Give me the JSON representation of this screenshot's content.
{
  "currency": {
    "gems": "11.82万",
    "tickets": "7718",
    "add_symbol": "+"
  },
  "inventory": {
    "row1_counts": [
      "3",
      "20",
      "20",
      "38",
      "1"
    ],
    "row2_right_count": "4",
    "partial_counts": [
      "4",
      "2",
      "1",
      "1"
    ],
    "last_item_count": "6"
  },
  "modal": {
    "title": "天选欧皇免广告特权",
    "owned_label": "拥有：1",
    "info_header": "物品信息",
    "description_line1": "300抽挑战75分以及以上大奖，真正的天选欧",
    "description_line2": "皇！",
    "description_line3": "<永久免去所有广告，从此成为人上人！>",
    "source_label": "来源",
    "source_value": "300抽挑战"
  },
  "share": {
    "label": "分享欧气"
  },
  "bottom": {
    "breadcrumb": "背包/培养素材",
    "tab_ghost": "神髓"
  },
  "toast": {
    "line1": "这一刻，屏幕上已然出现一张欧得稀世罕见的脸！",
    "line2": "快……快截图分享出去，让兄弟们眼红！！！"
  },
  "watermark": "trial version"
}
++++++++
* **WHAT THE TASK ASKS**
All the entries above need to be reproduced exactly.

* **FULL ANSWER**
Give me the JSON representation of this screenshot's content.
{
  "currency": {
    "gems": "11.82万",
    "tickets": "7718",
    "add_symbol": "+"
  },
  "inventory": {
    "row1_counts": [
      "3",
      "20",
      "20",
      "38",
      "1"
    ],
    "row2_right_count": "4",
    "partial_counts": [
      "4",
      "2",
      "1",
      "1"
    ],
    "last_item_count": "6"
  },
  "modal": {
    "title": "天选欧皇免广告特权",
    "owned_label": "拥有：1",
    "info_header": "物品信息",
    "description_line1": "300抽挑战75分以及以上大奖，真正的天选欧",
    "description_line2": "皇！",
    "description_line3": "<永久免去所有广告，从此成为人上人！>",
    "source_label": "来源",
    "source_value": "300抽挑战"
  },
  "share": {
    "label": "分享欧气"
  },
  "bottom": {
    "breadcrumb": "背包/培养素材",
    "tab_ghost": "神髓"
  },
  "toast": {
    "line1": "这一刻，屏幕上已然出现一张欧得稀世罕见的脸！",
    "line2": "快……快截图分享出去，让兄弟们眼红！！！"
  },
  "watermark": "trial version"
}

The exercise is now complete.